## TASK PROMPT:
Copy out, from the entries below, each line holding the string "Media".

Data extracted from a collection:
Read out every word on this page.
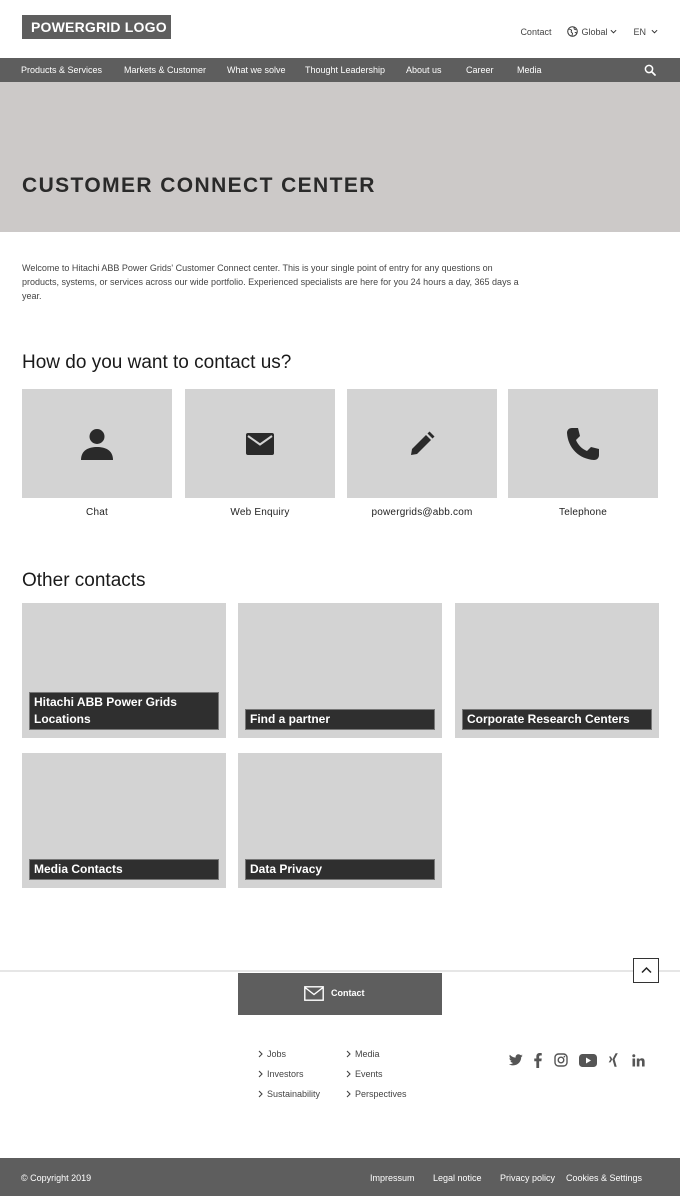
POWERGRID LOGO	Contact	Global	EN
Products & Services Markets & Customer What we solve Thought Leadership About us	Career	Media
CUSTOMER CONNECT CENTER

Welcome to Hitachi ABB Power Grids' Customer Connect center. This is your single point of entry for any questions on products, systems, or services across our wide portfolio. Experienced specialists are here for you 24 hours a day, 365 days a year.

How do you want to contact us?
Chat	Web Enquiry	powergrids@abb.com	Telephone
Other contacts
Hitachi ABB Power Grids Locations	Find a partner	Corporate Research Centers
Media Contacts	Data Privacy
Contact
Jobs
Investors
Sustainability
Media
Events
Perspectives
© Copyright 2019	Impressum Legal notice Privacy policy Cookies & Settings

## SOLUTION TO THE EXERCISE:
Products & Services Markets & Customer What we solve Thought Leadership About us	Career	Media
Media Contacts	Data Privacy
Media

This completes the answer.